Exercise: The records below must be written out exactly, with every picture left behind.

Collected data
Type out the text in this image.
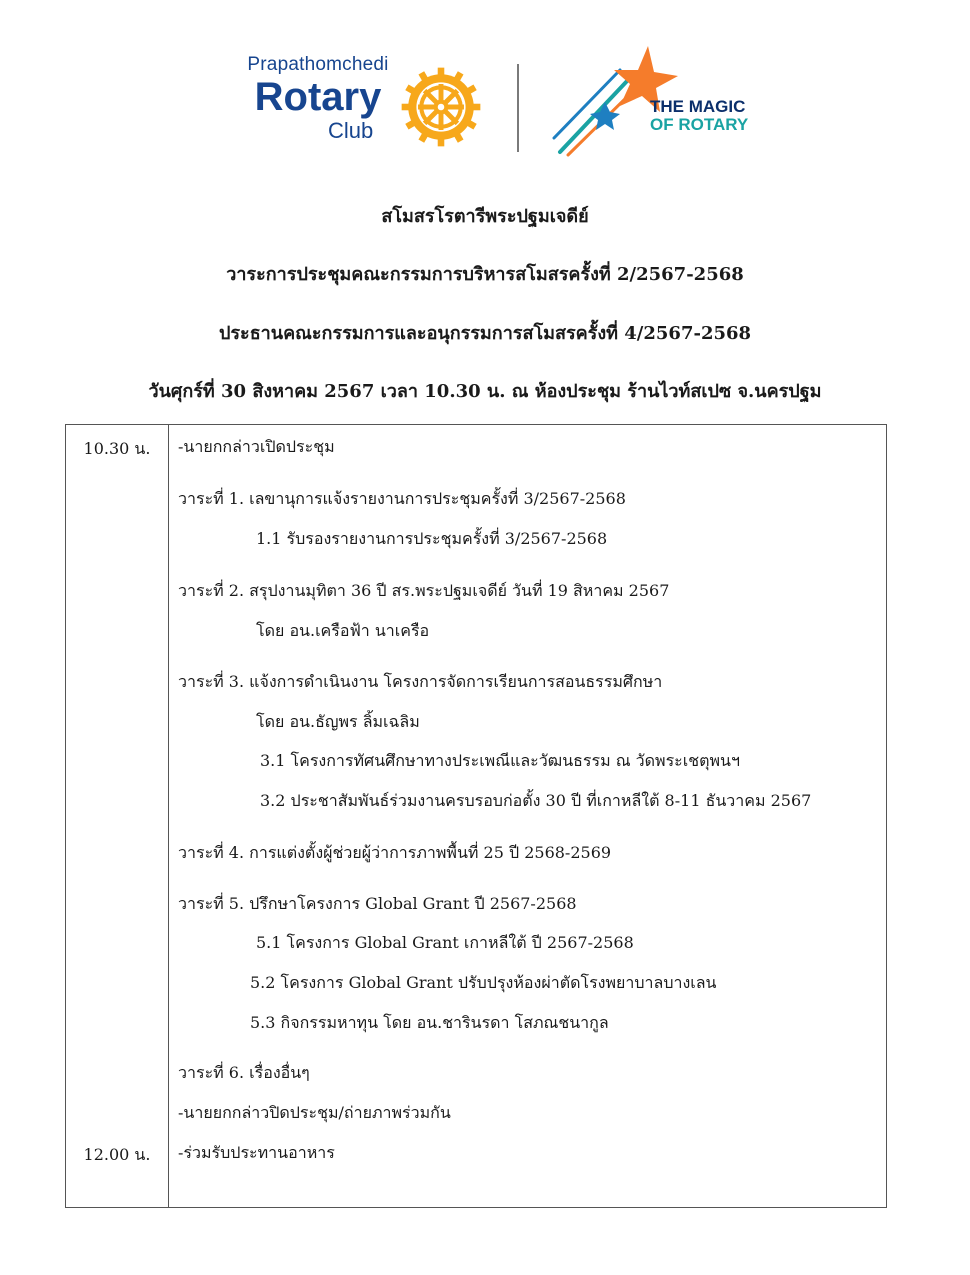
Prapathomchedi
Rotary
Club
THE MAGIC
OF ROTARY
สโมสรโรตารีพระปฐมเจดีย์
วาระการประชุมคณะกรรมการบริหารสโมสรครั้งที่ 2/2567-2568
ประธานคณะกรรมการและอนุกรรมการสโมสรครั้งที่ 4/2567-2568
วันศุกร์ที่ 30 สิงหาคม 2567 เวลา 10.30 น. ณ ห้องประชุม ร้านไวท์สเปซ จ.นครปฐม
10.30 น.
12.00 น.
-นายกกล่าวเปิดประชุม
วาระที่ 1. เลขานุการแจ้งรายงานการประชุมครั้งที่ 3/2567-2568
1.1 รับรองรายงานการประชุมครั้งที่ 3/2567-2568
วาระที่ 2. สรุปงานมุทิตา 36 ปี สร.พระปฐมเจดีย์ วันที่ 19 สิหาคม 2567
โดย อน.เครือฟ้า นาเครือ
วาระที่ 3. แจ้งการดำเนินงาน โครงการจัดการเรียนการสอนธรรมศึกษา
โดย อน.ธัญพร ลิ้มเฉลิม
3.1 โครงการทัศนศึกษาทางประเพณีและวัฒนธรรม ณ วัดพระเชตุพนฯ
3.2 ประชาสัมพันธ์ร่วมงานครบรอบก่อตั้ง 30 ปี ที่เกาหลีใต้ 8-11 ธันวาคม 2567
วาระที่ 4. การแต่งตั้งผู้ช่วยผู้ว่าการภาพพื้นที่ 25 ปี 2568-2569
วาระที่ 5. ปรึกษาโครงการ Global Grant ปี 2567-2568
5.1 โครงการ Global Grant เกาหลีใต้ ปี 2567-2568
5.2 โครงการ Global Grant ปรับปรุงห้องผ่าตัดโรงพยาบาลบางเลน
5.3 กิจกรรมหาทุน โดย อน.ชารินรดา โสภณชนากูล
วาระที่ 6. เรื่องอื่นๆ
-นายยกกล่าวปิดประชุม/ถ่ายภาพร่วมกัน
-ร่วมรับประทานอาหาร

Result:
Type out the text in this image.
Prapathomchedi
Rotary
Club
THE MAGIC
OF ROTARY
สโมสรโรตารีพระปฐมเจดีย์
วาระการประชุมคณะกรรมการบริหารสโมสรครั้งที่ 2/2567-2568
ประธานคณะกรรมการและอนุกรรมการสโมสรครั้งที่ 4/2567-2568
วันศุกร์ที่ 30 สิงหาคม 2567 เวลา 10.30 น. ณ ห้องประชุม ร้านไวท์สเปซ จ.นครปฐม
10.30 น.
12.00 น.
-นายกกล่าวเปิดประชุม
วาระที่ 1. เลขานุการแจ้งรายงานการประชุมครั้งที่ 3/2567-2568
1.1 รับรองรายงานการประชุมครั้งที่ 3/2567-2568
วาระที่ 2. สรุปงานมุทิตา 36 ปี สร.พระปฐมเจดีย์ วันที่ 19 สิหาคม 2567
โดย อน.เครือฟ้า นาเครือ
วาระที่ 3. แจ้งการดำเนินงาน โครงการจัดการเรียนการสอนธรรมศึกษา
โดย อน.ธัญพร ลิ้มเฉลิม
3.1 โครงการทัศนศึกษาทางประเพณีและวัฒนธรรม ณ วัดพระเชตุพนฯ
3.2 ประชาสัมพันธ์ร่วมงานครบรอบก่อตั้ง 30 ปี ที่เกาหลีใต้ 8-11 ธันวาคม 2567
วาระที่ 4. การแต่งตั้งผู้ช่วยผู้ว่าการภาพพื้นที่ 25 ปี 2568-2569
วาระที่ 5. ปรึกษาโครงการ Global Grant ปี 2567-2568
5.1 โครงการ Global Grant เกาหลีใต้ ปี 2567-2568
5.2 โครงการ Global Grant ปรับปรุงห้องผ่าตัดโรงพยาบาลบางเลน
5.3 กิจกรรมหาทุน โดย อน.ชารินรดา โสภณชนากูล
วาระที่ 6. เรื่องอื่นๆ
-นายยกกล่าวปิดประชุม/ถ่ายภาพร่วมกัน
-ร่วมรับประทานอาหาร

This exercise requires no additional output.